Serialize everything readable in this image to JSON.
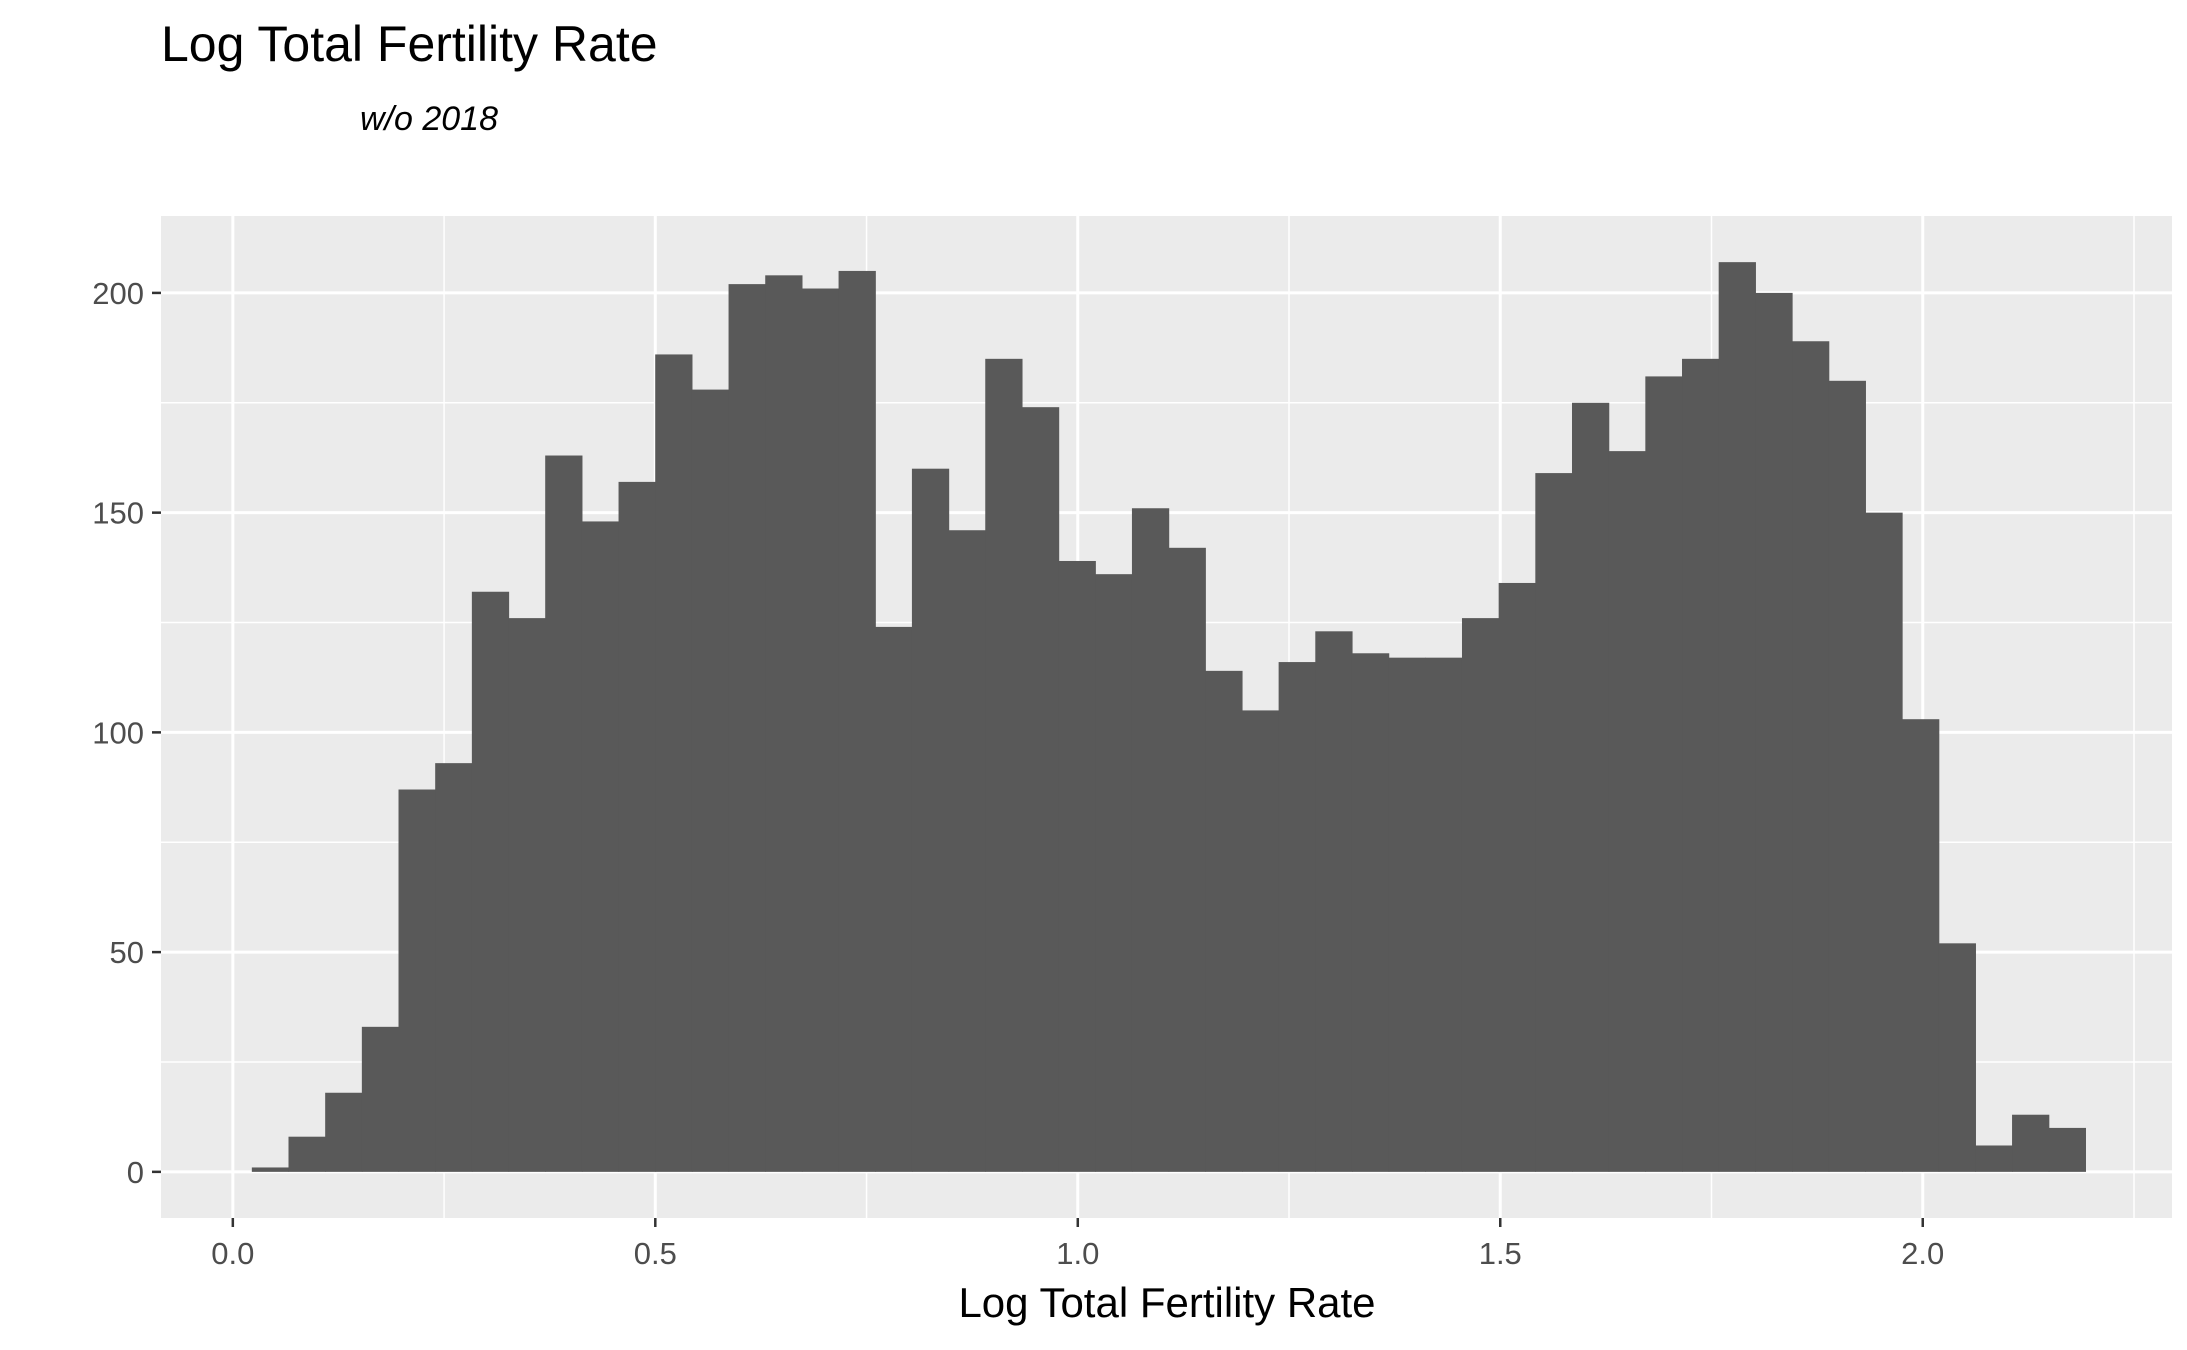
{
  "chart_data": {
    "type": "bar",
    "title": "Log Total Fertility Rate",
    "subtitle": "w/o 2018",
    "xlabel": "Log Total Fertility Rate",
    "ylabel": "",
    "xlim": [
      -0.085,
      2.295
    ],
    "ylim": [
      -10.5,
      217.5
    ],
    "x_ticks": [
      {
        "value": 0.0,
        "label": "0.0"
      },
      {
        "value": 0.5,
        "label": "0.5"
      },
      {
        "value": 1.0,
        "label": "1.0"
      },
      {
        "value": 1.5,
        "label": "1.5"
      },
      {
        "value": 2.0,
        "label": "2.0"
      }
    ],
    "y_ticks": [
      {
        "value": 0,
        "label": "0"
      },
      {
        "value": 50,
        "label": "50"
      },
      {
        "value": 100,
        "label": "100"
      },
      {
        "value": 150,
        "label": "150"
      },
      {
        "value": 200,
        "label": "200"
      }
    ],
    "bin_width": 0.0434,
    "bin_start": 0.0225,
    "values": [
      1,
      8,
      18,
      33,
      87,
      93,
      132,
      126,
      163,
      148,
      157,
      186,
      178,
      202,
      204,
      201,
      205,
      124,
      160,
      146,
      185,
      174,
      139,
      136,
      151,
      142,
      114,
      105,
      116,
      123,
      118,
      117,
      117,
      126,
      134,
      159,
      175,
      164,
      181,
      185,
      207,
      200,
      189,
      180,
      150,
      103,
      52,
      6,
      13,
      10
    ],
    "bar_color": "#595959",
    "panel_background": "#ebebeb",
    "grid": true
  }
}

--------------------------------

> WHAT TO PRODUCE
Omit every picture, then repeat the remaining data exactly as it appears above.

> OUTPUT OF THE EXERCISE
Serialize everything readable in this image to JSON.
{
  "chart_data": {
    "type": "bar",
    "title": "Log Total Fertility Rate",
    "subtitle": "w/o 2018",
    "xlabel": "Log Total Fertility Rate",
    "ylabel": "",
    "xlim": [
      -0.085,
      2.295
    ],
    "ylim": [
      -10.5,
      217.5
    ],
    "x_ticks": [
      {
        "value": 0.0,
        "label": "0.0"
      },
      {
        "value": 0.5,
        "label": "0.5"
      },
      {
        "value": 1.0,
        "label": "1.0"
      },
      {
        "value": 1.5,
        "label": "1.5"
      },
      {
        "value": 2.0,
        "label": "2.0"
      }
    ],
    "y_ticks": [
      {
        "value": 0,
        "label": "0"
      },
      {
        "value": 50,
        "label": "50"
      },
      {
        "value": 100,
        "label": "100"
      },
      {
        "value": 150,
        "label": "150"
      },
      {
        "value": 200,
        "label": "200"
      }
    ],
    "bin_width": 0.0434,
    "bin_start": 0.0225,
    "values": [
      1,
      8,
      18,
      33,
      87,
      93,
      132,
      126,
      163,
      148,
      157,
      186,
      178,
      202,
      204,
      201,
      205,
      124,
      160,
      146,
      185,
      174,
      139,
      136,
      151,
      142,
      114,
      105,
      116,
      123,
      118,
      117,
      117,
      126,
      134,
      159,
      175,
      164,
      181,
      185,
      207,
      200,
      189,
      180,
      150,
      103,
      52,
      6,
      13,
      10
    ],
    "bar_color": "#595959",
    "panel_background": "#ebebeb",
    "grid": true
  }
}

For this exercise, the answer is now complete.